# start of Data records

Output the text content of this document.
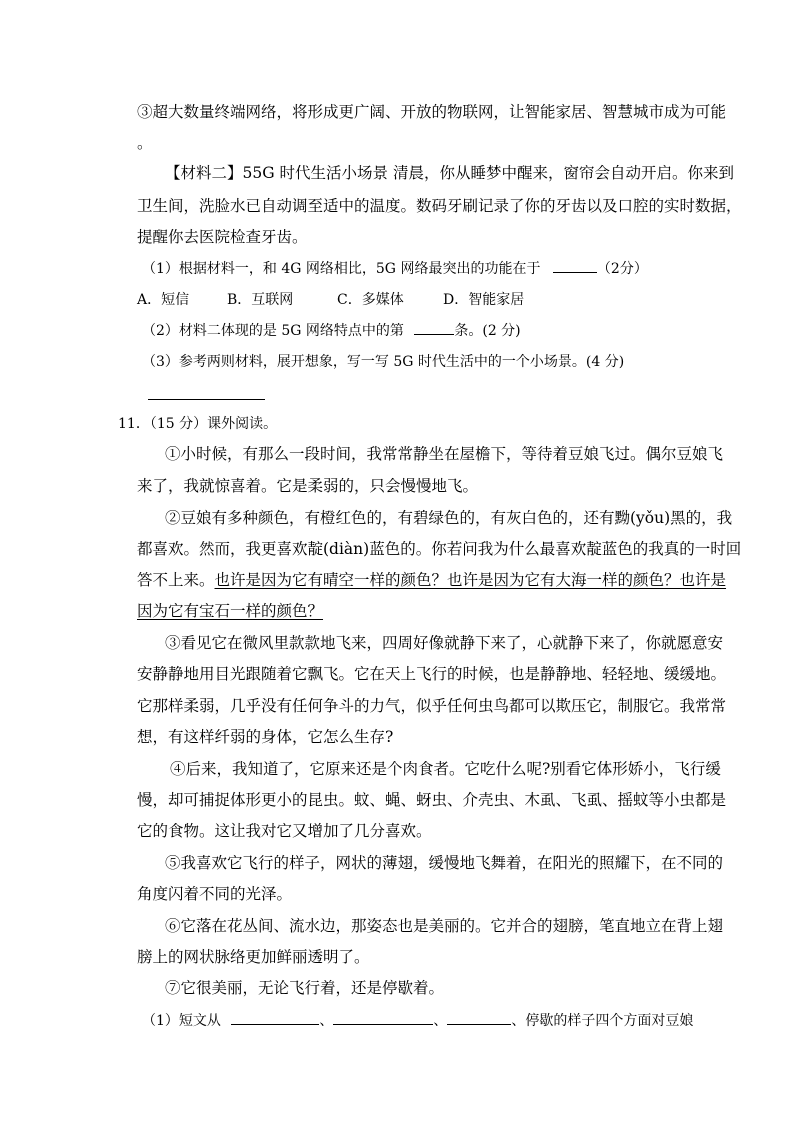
③超大数量终端网络，将形成更广阔、开放的物联网，让智能家居、智慧城市成为可能
。
【材料二】55G 时代生活小场景 清晨，你从睡梦中醒来，窗帘会自动开启。你来到
卫生间，洗脸水已自动调至适中的温度。数码牙刷记录了你的牙齿以及口腔的实时数据，
提醒你去医院检查牙齿。
（1）根据材料一，和 4G 网络相比，5G 网络最突出的功能在于	（2分）
A．短信	B．互联网	C．多媒体	D．智能家居
（2）材料二体现的是 5G 网络特点中的第	条。(2 分)
（3）参考两则材料，展开想象，写一写 5G 时代生活中的一个小场景。(4 分)
11．（15 分）课外阅读。
①小时候，有那么一段时间，我常常静坐在屋檐下，等待着豆娘飞过。偶尔豆娘飞
来了，我就惊喜着。它是柔弱的，只会慢慢地飞。
②豆娘有多种颜色，有橙红色的，有碧绿色的，有灰白色的，还有黝(yǒu)黑的，我
都喜欢。然而，我更喜欢靛(diàn)蓝色的。你若问我为什么最喜欢靛蓝色的我真的一时回
答不上来。也许是因为它有晴空一样的颜色？也许是因为它有大海一样的颜色？也许是
因为它有宝石一样的颜色？
③看见它在微风里款款地飞来，四周好像就静下来了，心就静下来了，你就愿意安
安静静地用目光跟随着它飘飞。它在天上飞行的时候，也是静静地、轻轻地、缓缓地。
它那样柔弱，几乎没有任何争斗的力气，似乎任何虫鸟都可以欺压它，制服它。我常常
想，有这样纤弱的身体，它怎么生存?
④后来，我知道了，它原来还是个肉食者。它吃什么呢?别看它体形娇小，飞行缓
慢，却可捕捉体形更小的昆虫。蚊、蝇、蚜虫、介壳虫、木虱、飞虱、摇蚊等小虫都是
它的食物。这让我对它又增加了几分喜欢。
⑤我喜欢它飞行的样子，网状的薄翅，缓慢地飞舞着，在阳光的照耀下，在不同的
角度闪着不同的光泽。
⑥它落在花丛间、流水边，那姿态也是美丽的。它并合的翅膀，笔直地立在背上翅
膀上的网状脉络更加鲜丽透明了。
⑦它很美丽，无论飞行着，还是停歇着。
（1）短文从	、	、	、停歇的样子四个方面对豆娘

# end of Data records

▸ **Written request**: Without the pictures, repeat the listing above exactly.

▸ **Task response**:
Output the text content of this document.
③超大数量终端网络，将形成更广阔、开放的物联网，让智能家居、智慧城市成为可能
。
【材料二】55G 时代生活小场景 清晨，你从睡梦中醒来，窗帘会自动开启。你来到
卫生间，洗脸水已自动调至适中的温度。数码牙刷记录了你的牙齿以及口腔的实时数据，
提醒你去医院检查牙齿。
（1）根据材料一，和 4G 网络相比，5G 网络最突出的功能在于	（2分）
A．短信	B．互联网	C．多媒体	D．智能家居
（2）材料二体现的是 5G 网络特点中的第	条。(2 分)
（3）参考两则材料，展开想象，写一写 5G 时代生活中的一个小场景。(4 分)
11．（15 分）课外阅读。
①小时候，有那么一段时间，我常常静坐在屋檐下，等待着豆娘飞过。偶尔豆娘飞
来了，我就惊喜着。它是柔弱的，只会慢慢地飞。
②豆娘有多种颜色，有橙红色的，有碧绿色的，有灰白色的，还有黝(yǒu)黑的，我
都喜欢。然而，我更喜欢靛(diàn)蓝色的。你若问我为什么最喜欢靛蓝色的我真的一时回
答不上来。也许是因为它有晴空一样的颜色？也许是因为它有大海一样的颜色？也许是
因为它有宝石一样的颜色？
③看见它在微风里款款地飞来，四周好像就静下来了，心就静下来了，你就愿意安
安静静地用目光跟随着它飘飞。它在天上飞行的时候，也是静静地、轻轻地、缓缓地。
它那样柔弱，几乎没有任何争斗的力气，似乎任何虫鸟都可以欺压它，制服它。我常常
想，有这样纤弱的身体，它怎么生存?
④后来，我知道了，它原来还是个肉食者。它吃什么呢?别看它体形娇小，飞行缓
慢，却可捕捉体形更小的昆虫。蚊、蝇、蚜虫、介壳虫、木虱、飞虱、摇蚊等小虫都是
它的食物。这让我对它又增加了几分喜欢。
⑤我喜欢它飞行的样子，网状的薄翅，缓慢地飞舞着，在阳光的照耀下，在不同的
角度闪着不同的光泽。
⑥它落在花丛间、流水边，那姿态也是美丽的。它并合的翅膀，笔直地立在背上翅
膀上的网状脉络更加鲜丽透明了。
⑦它很美丽，无论飞行着，还是停歇着。
（1）短文从	、	、	、停歇的样子四个方面对豆娘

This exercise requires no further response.